(Task requirements): Where a line in the listing below contains the word "document", copy that line.

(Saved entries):
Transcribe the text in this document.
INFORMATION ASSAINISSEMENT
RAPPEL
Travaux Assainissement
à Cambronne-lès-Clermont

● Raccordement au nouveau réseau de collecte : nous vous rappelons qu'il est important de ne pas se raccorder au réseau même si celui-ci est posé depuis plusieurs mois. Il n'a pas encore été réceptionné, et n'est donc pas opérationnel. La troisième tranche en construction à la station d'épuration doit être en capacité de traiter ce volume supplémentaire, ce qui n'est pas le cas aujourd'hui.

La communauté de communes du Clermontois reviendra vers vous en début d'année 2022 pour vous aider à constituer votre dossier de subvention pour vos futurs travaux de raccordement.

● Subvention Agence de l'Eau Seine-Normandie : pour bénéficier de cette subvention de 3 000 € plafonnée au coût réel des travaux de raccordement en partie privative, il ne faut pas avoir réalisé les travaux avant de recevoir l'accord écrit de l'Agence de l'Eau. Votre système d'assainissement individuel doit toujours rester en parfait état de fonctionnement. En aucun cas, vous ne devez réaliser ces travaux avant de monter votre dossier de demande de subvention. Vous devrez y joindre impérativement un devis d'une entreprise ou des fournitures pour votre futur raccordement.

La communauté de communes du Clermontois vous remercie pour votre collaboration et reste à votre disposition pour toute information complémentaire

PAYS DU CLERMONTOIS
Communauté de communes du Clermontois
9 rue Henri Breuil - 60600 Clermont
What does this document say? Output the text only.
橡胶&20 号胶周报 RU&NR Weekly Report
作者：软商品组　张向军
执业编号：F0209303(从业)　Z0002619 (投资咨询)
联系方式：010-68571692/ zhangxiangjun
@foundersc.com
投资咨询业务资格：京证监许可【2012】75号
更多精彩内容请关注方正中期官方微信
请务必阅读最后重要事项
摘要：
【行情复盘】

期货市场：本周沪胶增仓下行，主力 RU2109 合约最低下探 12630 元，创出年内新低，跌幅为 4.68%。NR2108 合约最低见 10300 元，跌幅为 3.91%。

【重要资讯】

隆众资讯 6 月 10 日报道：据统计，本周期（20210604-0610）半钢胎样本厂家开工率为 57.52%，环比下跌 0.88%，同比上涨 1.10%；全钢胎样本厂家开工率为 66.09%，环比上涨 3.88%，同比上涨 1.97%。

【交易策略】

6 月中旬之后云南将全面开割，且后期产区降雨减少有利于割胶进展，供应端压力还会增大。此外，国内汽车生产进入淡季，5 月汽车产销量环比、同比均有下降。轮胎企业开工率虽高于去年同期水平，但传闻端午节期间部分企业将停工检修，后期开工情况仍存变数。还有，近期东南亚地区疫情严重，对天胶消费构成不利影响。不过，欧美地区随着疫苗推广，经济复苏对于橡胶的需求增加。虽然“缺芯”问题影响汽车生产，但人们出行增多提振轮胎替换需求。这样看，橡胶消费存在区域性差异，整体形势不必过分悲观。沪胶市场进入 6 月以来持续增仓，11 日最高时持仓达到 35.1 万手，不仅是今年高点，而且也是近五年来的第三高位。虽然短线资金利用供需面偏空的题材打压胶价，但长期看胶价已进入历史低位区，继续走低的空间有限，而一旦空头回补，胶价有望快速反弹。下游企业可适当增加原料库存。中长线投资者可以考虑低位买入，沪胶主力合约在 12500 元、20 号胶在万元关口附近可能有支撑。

(Response):
Transcribe the text in this document.
What does this document say? Output the text only.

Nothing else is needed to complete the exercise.